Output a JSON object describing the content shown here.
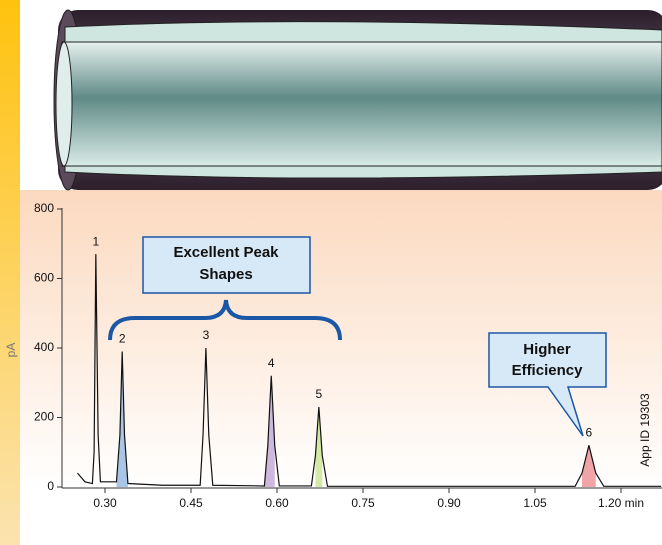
{
  "chart_data": {
    "type": "chromatogram",
    "y_label": "pA",
    "annotations": {
      "left_callout": [
        "Excellent Peak",
        "Shapes"
      ],
      "right_callout": [
        "Higher",
        "Efficiency"
      ],
      "app_id": "App ID 19303"
    },
    "x": [
      0.252,
      0.265,
      0.278,
      0.281,
      0.284,
      0.288,
      0.292,
      0.32,
      0.326,
      0.33,
      0.334,
      0.34,
      0.4,
      0.466,
      0.471,
      0.476,
      0.481,
      0.488,
      0.578,
      0.584,
      0.59,
      0.596,
      0.604,
      0.66,
      0.667,
      0.673,
      0.679,
      0.688,
      1.12,
      1.132,
      1.144,
      1.156,
      1.17,
      1.27
    ],
    "values": [
      40,
      15,
      10,
      100,
      670,
      150,
      15,
      15,
      150,
      390,
      150,
      10,
      5,
      5,
      150,
      400,
      150,
      5,
      3,
      120,
      320,
      120,
      3,
      3,
      90,
      230,
      90,
      2,
      2,
      40,
      120,
      40,
      2,
      2
    ],
    "color": "#111111",
    "peaks": [
      {
        "label": "1",
        "x": 0.284,
        "value": 670
      },
      {
        "label": "2",
        "x": 0.33,
        "value": 390,
        "color": "#a9c6e6"
      },
      {
        "label": "3",
        "x": 0.476,
        "value": 400
      },
      {
        "label": "4",
        "x": 0.59,
        "value": 320,
        "color": "#cdb9de"
      },
      {
        "label": "5",
        "x": 0.673,
        "value": 230,
        "color": "#d3e9a6"
      },
      {
        "label": "6",
        "x": 1.144,
        "value": 120,
        "color": "#f0a4a8"
      }
    ],
    "xlim": [
      0.225,
      1.2715
    ],
    "ylim": [
      0,
      800
    ],
    "xticks": [
      {
        "value": 0.3,
        "label": "0.30"
      },
      {
        "value": 0.45,
        "label": "0.45"
      },
      {
        "value": 0.6,
        "label": "0.60"
      },
      {
        "value": 0.75,
        "label": "0.75"
      },
      {
        "value": 0.9,
        "label": "0.90"
      },
      {
        "value": 1.05,
        "label": "1.05"
      },
      {
        "value": 1.2,
        "label": "1.20 min"
      }
    ],
    "yticks": [
      0,
      200,
      400,
      600,
      800
    ]
  }
}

--*--

Every line above should be returned word for word, with the pictures left behind.

RIGHT ANSWER
Output a JSON object describing the content shown here.
{
  "chart_data": {
    "type": "chromatogram",
    "y_label": "pA",
    "annotations": {
      "left_callout": [
        "Excellent Peak",
        "Shapes"
      ],
      "right_callout": [
        "Higher",
        "Efficiency"
      ],
      "app_id": "App ID 19303"
    },
    "x": [
      0.252,
      0.265,
      0.278,
      0.281,
      0.284,
      0.288,
      0.292,
      0.32,
      0.326,
      0.33,
      0.334,
      0.34,
      0.4,
      0.466,
      0.471,
      0.476,
      0.481,
      0.488,
      0.578,
      0.584,
      0.59,
      0.596,
      0.604,
      0.66,
      0.667,
      0.673,
      0.679,
      0.688,
      1.12,
      1.132,
      1.144,
      1.156,
      1.17,
      1.27
    ],
    "values": [
      40,
      15,
      10,
      100,
      670,
      150,
      15,
      15,
      150,
      390,
      150,
      10,
      5,
      5,
      150,
      400,
      150,
      5,
      3,
      120,
      320,
      120,
      3,
      3,
      90,
      230,
      90,
      2,
      2,
      40,
      120,
      40,
      2,
      2
    ],
    "color": "#111111",
    "peaks": [
      {
        "label": "1",
        "x": 0.284,
        "value": 670
      },
      {
        "label": "2",
        "x": 0.33,
        "value": 390,
        "color": "#a9c6e6"
      },
      {
        "label": "3",
        "x": 0.476,
        "value": 400
      },
      {
        "label": "4",
        "x": 0.59,
        "value": 320,
        "color": "#cdb9de"
      },
      {
        "label": "5",
        "x": 0.673,
        "value": 230,
        "color": "#d3e9a6"
      },
      {
        "label": "6",
        "x": 1.144,
        "value": 120,
        "color": "#f0a4a8"
      }
    ],
    "xlim": [
      0.225,
      1.2715
    ],
    "ylim": [
      0,
      800
    ],
    "xticks": [
      {
        "value": 0.3,
        "label": "0.30"
      },
      {
        "value": 0.45,
        "label": "0.45"
      },
      {
        "value": 0.6,
        "label": "0.60"
      },
      {
        "value": 0.75,
        "label": "0.75"
      },
      {
        "value": 0.9,
        "label": "0.90"
      },
      {
        "value": 1.05,
        "label": "1.05"
      },
      {
        "value": 1.2,
        "label": "1.20 min"
      }
    ],
    "yticks": [
      0,
      200,
      400,
      600,
      800
    ]
  }
}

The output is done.